Your task is to transcribe all of the data below exactly, omitting the images.

>> Begin Exercise inputs

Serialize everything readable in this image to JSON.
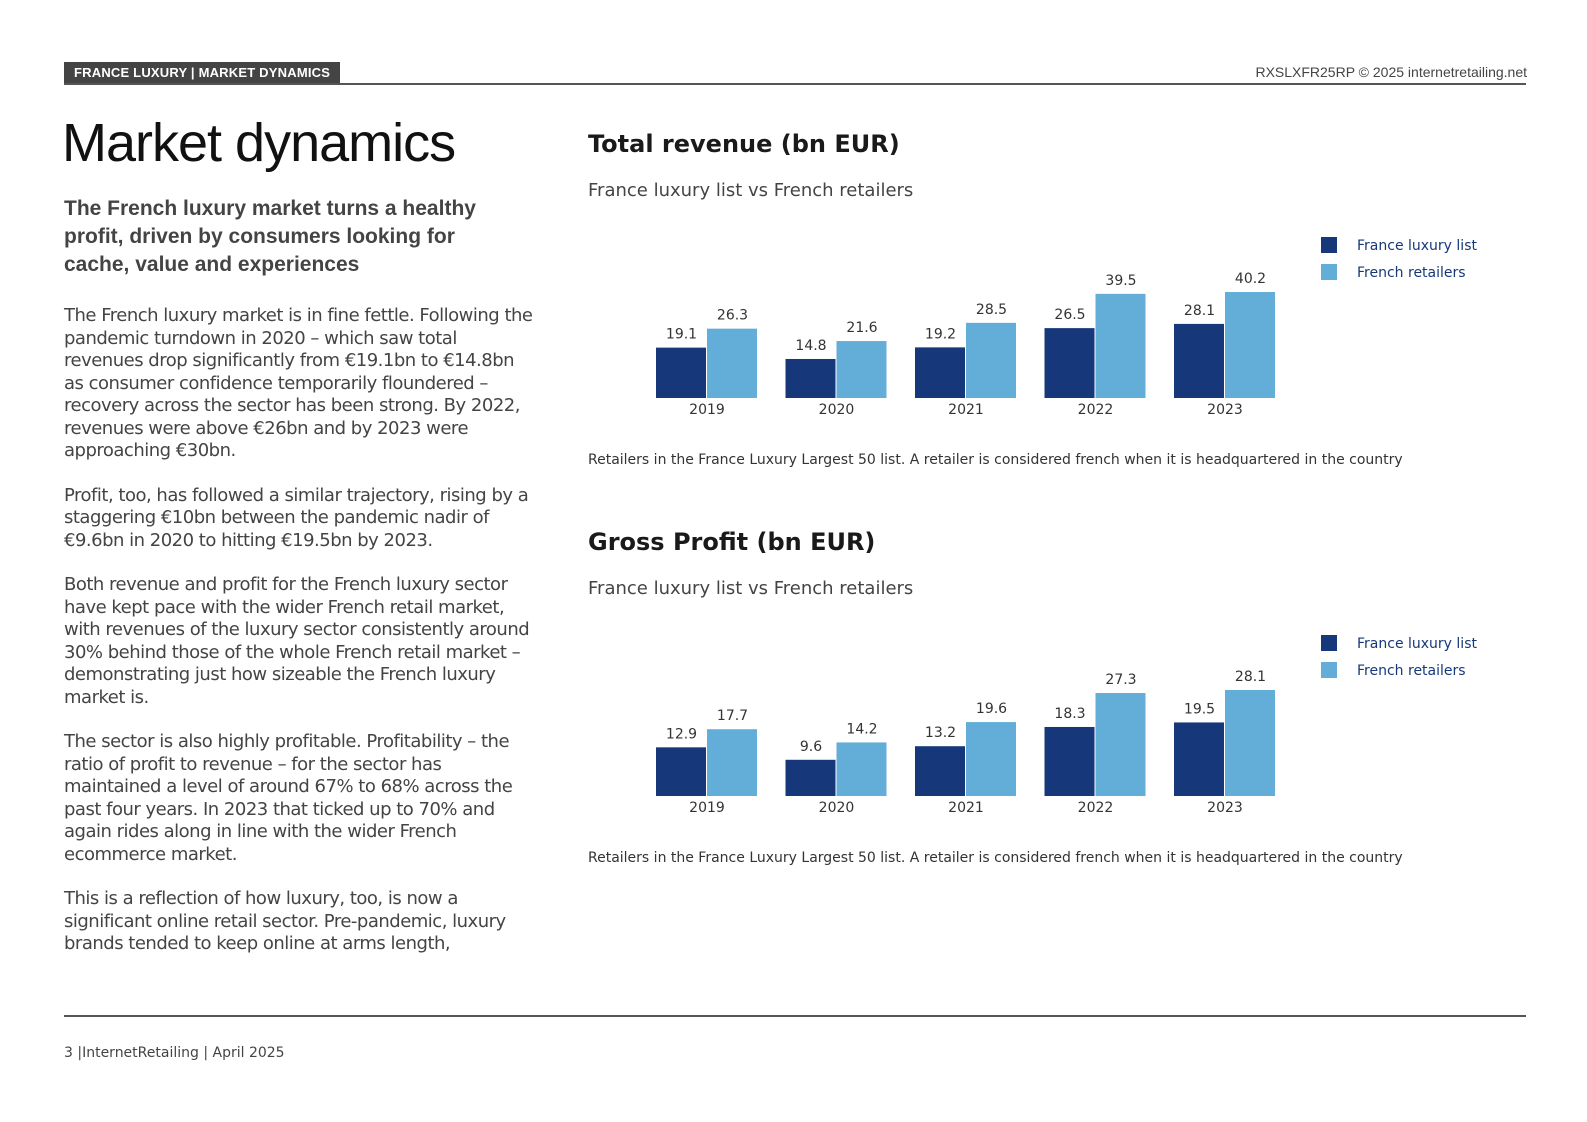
{
  "header": {
    "tag": "FRANCE LUXURY | MARKET DYNAMICS",
    "right_text": "RXSLXFR25RP © 2025 internetretailing.net"
  },
  "title": "Market dynamics",
  "lead": "The French luxury market turns a healthy profit, driven by consumers looking for cache, value and experiences",
  "paragraphs": [
    "The French luxury market is in fine fettle. Following the pandemic turndown in 2020 – which saw total revenues drop significantly from €19.1bn to €14.8bn as consumer confidence temporarily floundered – recovery across the sector has been strong. By 2022, revenues were above €26bn and by 2023 were approaching €30bn.",
    "Profit, too, has followed a similar trajectory, rising by a staggering €10bn between the pandemic nadir of €9.6bn in 2020 to hitting €19.5bn by 2023.",
    "Both revenue and profit for the French luxury sector have kept pace with the wider French retail market, with revenues of the luxury sector consistently around 30% behind those of the whole French retail market – demonstrating just how sizeable the French luxury market is.",
    "The sector is also highly profitable. Profitability – the ratio of profit to revenue – for the sector has maintained a level of around 67% to 68% across the past four years. In 2023 that ticked up to 70% and again rides along in line with the wider French ecommerce market.",
    "This is a reflection of how luxury, too, is now a significant online retail sector. Pre-pandemic, luxury brands tended to keep online at arms length,"
  ],
  "colors": {
    "france_luxury_list": "#16387a",
    "french_retailers": "#63aed8"
  },
  "chart_data": [
    {
      "type": "bar",
      "title": "Total revenue (bn EUR)",
      "subtitle": "France luxury list vs French retailers",
      "categories": [
        "2019",
        "2020",
        "2021",
        "2022",
        "2023"
      ],
      "series": [
        {
          "name": "France luxury list",
          "values": [
            19.1,
            14.8,
            19.2,
            26.5,
            28.1
          ]
        },
        {
          "name": "French retailers",
          "values": [
            26.3,
            21.6,
            28.5,
            39.5,
            40.2
          ]
        }
      ],
      "ylim": [
        0,
        40.2
      ],
      "grid": false,
      "legend_position": "top-right",
      "note": "Retailers in the France Luxury Largest 50 list. A retailer is considered french when it is headquartered in the country"
    },
    {
      "type": "bar",
      "title": "Gross Profit (bn EUR)",
      "subtitle": "France luxury list vs French retailers",
      "categories": [
        "2019",
        "2020",
        "2021",
        "2022",
        "2023"
      ],
      "series": [
        {
          "name": "France luxury list",
          "values": [
            12.9,
            9.6,
            13.2,
            18.3,
            19.5
          ]
        },
        {
          "name": "French retailers",
          "values": [
            17.7,
            14.2,
            19.6,
            27.3,
            28.1
          ]
        }
      ],
      "ylim": [
        0,
        28.1
      ],
      "grid": false,
      "legend_position": "top-right",
      "note": "Retailers in the France Luxury Largest 50 list. A retailer is considered french when it is headquartered in the country"
    }
  ],
  "footer": {
    "text": "3 |InternetRetailing | April 2025"
  }
}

>> End Exercise inputs

▸ Solution
Serialize everything readable in this image to JSON.
{
  "header": {
    "tag": "FRANCE LUXURY | MARKET DYNAMICS",
    "right_text": "RXSLXFR25RP © 2025 internetretailing.net"
  },
  "title": "Market dynamics",
  "lead": "The French luxury market turns a healthy profit, driven by consumers looking for cache, value and experiences",
  "paragraphs": [
    "The French luxury market is in fine fettle. Following the pandemic turndown in 2020 – which saw total revenues drop significantly from €19.1bn to €14.8bn as consumer confidence temporarily floundered – recovery across the sector has been strong. By 2022, revenues were above €26bn and by 2023 were approaching €30bn.",
    "Profit, too, has followed a similar trajectory, rising by a staggering €10bn between the pandemic nadir of €9.6bn in 2020 to hitting €19.5bn by 2023.",
    "Both revenue and profit for the French luxury sector have kept pace with the wider French retail market, with revenues of the luxury sector consistently around 30% behind those of the whole French retail market – demonstrating just how sizeable the French luxury market is.",
    "The sector is also highly profitable. Profitability – the ratio of profit to revenue – for the sector has maintained a level of around 67% to 68% across the past four years. In 2023 that ticked up to 70% and again rides along in line with the wider French ecommerce market.",
    "This is a reflection of how luxury, too, is now a significant online retail sector. Pre-pandemic, luxury brands tended to keep online at arms length,"
  ],
  "colors": {
    "france_luxury_list": "#16387a",
    "french_retailers": "#63aed8"
  },
  "chart_data": [
    {
      "type": "bar",
      "title": "Total revenue (bn EUR)",
      "subtitle": "France luxury list vs French retailers",
      "categories": [
        "2019",
        "2020",
        "2021",
        "2022",
        "2023"
      ],
      "series": [
        {
          "name": "France luxury list",
          "values": [
            19.1,
            14.8,
            19.2,
            26.5,
            28.1
          ]
        },
        {
          "name": "French retailers",
          "values": [
            26.3,
            21.6,
            28.5,
            39.5,
            40.2
          ]
        }
      ],
      "ylim": [
        0,
        40.2
      ],
      "grid": false,
      "legend_position": "top-right",
      "note": "Retailers in the France Luxury Largest 50 list. A retailer is considered french when it is headquartered in the country"
    },
    {
      "type": "bar",
      "title": "Gross Profit (bn EUR)",
      "subtitle": "France luxury list vs French retailers",
      "categories": [
        "2019",
        "2020",
        "2021",
        "2022",
        "2023"
      ],
      "series": [
        {
          "name": "France luxury list",
          "values": [
            12.9,
            9.6,
            13.2,
            18.3,
            19.5
          ]
        },
        {
          "name": "French retailers",
          "values": [
            17.7,
            14.2,
            19.6,
            27.3,
            28.1
          ]
        }
      ],
      "ylim": [
        0,
        28.1
      ],
      "grid": false,
      "legend_position": "top-right",
      "note": "Retailers in the France Luxury Largest 50 list. A retailer is considered french when it is headquartered in the country"
    }
  ],
  "footer": {
    "text": "3 |InternetRetailing | April 2025"
  }
}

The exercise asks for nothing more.